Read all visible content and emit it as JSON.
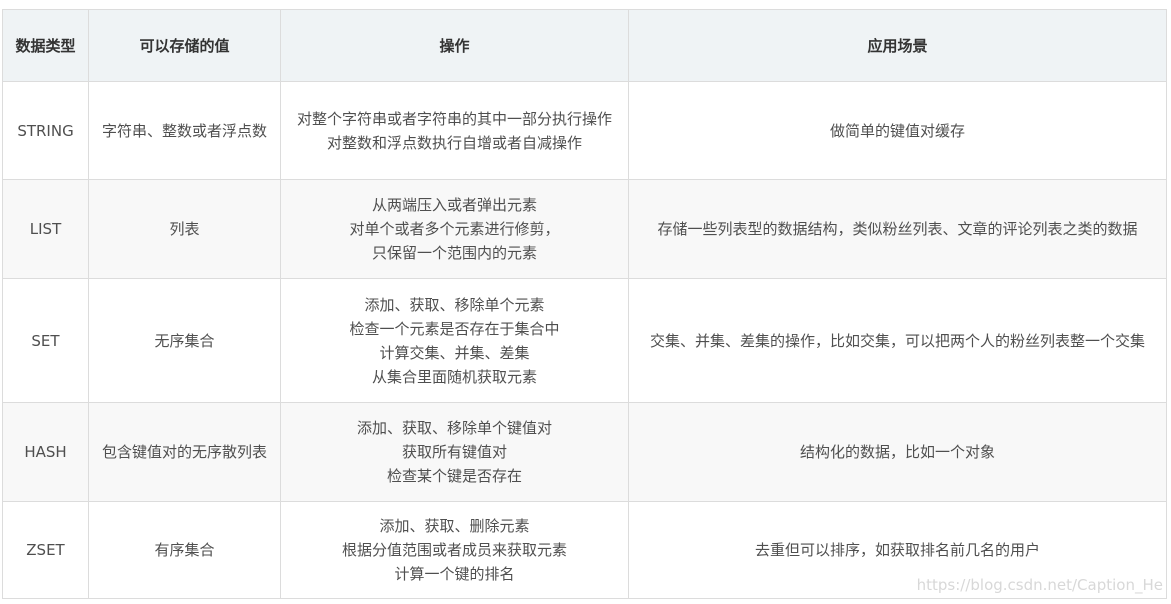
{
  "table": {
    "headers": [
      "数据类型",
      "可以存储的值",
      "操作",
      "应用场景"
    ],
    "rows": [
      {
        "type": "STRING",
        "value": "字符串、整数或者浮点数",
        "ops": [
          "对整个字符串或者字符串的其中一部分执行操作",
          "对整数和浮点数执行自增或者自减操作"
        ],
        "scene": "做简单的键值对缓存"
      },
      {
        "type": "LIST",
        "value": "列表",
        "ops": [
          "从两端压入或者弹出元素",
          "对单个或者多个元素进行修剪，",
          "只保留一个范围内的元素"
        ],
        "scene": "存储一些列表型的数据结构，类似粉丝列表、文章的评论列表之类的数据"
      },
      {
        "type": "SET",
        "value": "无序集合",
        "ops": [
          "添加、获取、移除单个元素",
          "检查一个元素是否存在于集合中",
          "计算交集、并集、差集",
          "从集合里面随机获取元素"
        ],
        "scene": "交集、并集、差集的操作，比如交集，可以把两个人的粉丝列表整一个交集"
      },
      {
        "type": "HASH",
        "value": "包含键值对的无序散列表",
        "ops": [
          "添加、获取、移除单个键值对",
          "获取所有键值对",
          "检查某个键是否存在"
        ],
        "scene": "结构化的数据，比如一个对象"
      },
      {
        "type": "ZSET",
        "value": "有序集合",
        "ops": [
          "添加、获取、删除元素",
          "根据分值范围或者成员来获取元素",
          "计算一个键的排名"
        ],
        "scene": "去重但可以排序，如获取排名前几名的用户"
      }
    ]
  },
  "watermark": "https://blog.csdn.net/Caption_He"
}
========================================================================
§ **Exercise details**:
Your copy of the data above should match it exactly, except that pictures are left out.

§ **Solution to the exercise**:
Read all visible content and emit it as JSON.
{
  "table": {
    "headers": [
      "数据类型",
      "可以存储的值",
      "操作",
      "应用场景"
    ],
    "rows": [
      {
        "type": "STRING",
        "value": "字符串、整数或者浮点数",
        "ops": [
          "对整个字符串或者字符串的其中一部分执行操作",
          "对整数和浮点数执行自增或者自减操作"
        ],
        "scene": "做简单的键值对缓存"
      },
      {
        "type": "LIST",
        "value": "列表",
        "ops": [
          "从两端压入或者弹出元素",
          "对单个或者多个元素进行修剪，",
          "只保留一个范围内的元素"
        ],
        "scene": "存储一些列表型的数据结构，类似粉丝列表、文章的评论列表之类的数据"
      },
      {
        "type": "SET",
        "value": "无序集合",
        "ops": [
          "添加、获取、移除单个元素",
          "检查一个元素是否存在于集合中",
          "计算交集、并集、差集",
          "从集合里面随机获取元素"
        ],
        "scene": "交集、并集、差集的操作，比如交集，可以把两个人的粉丝列表整一个交集"
      },
      {
        "type": "HASH",
        "value": "包含键值对的无序散列表",
        "ops": [
          "添加、获取、移除单个键值对",
          "获取所有键值对",
          "检查某个键是否存在"
        ],
        "scene": "结构化的数据，比如一个对象"
      },
      {
        "type": "ZSET",
        "value": "有序集合",
        "ops": [
          "添加、获取、删除元素",
          "根据分值范围或者成员来获取元素",
          "计算一个键的排名"
        ],
        "scene": "去重但可以排序，如获取排名前几名的用户"
      }
    ]
  },
  "watermark": "https://blog.csdn.net/Caption_He"
}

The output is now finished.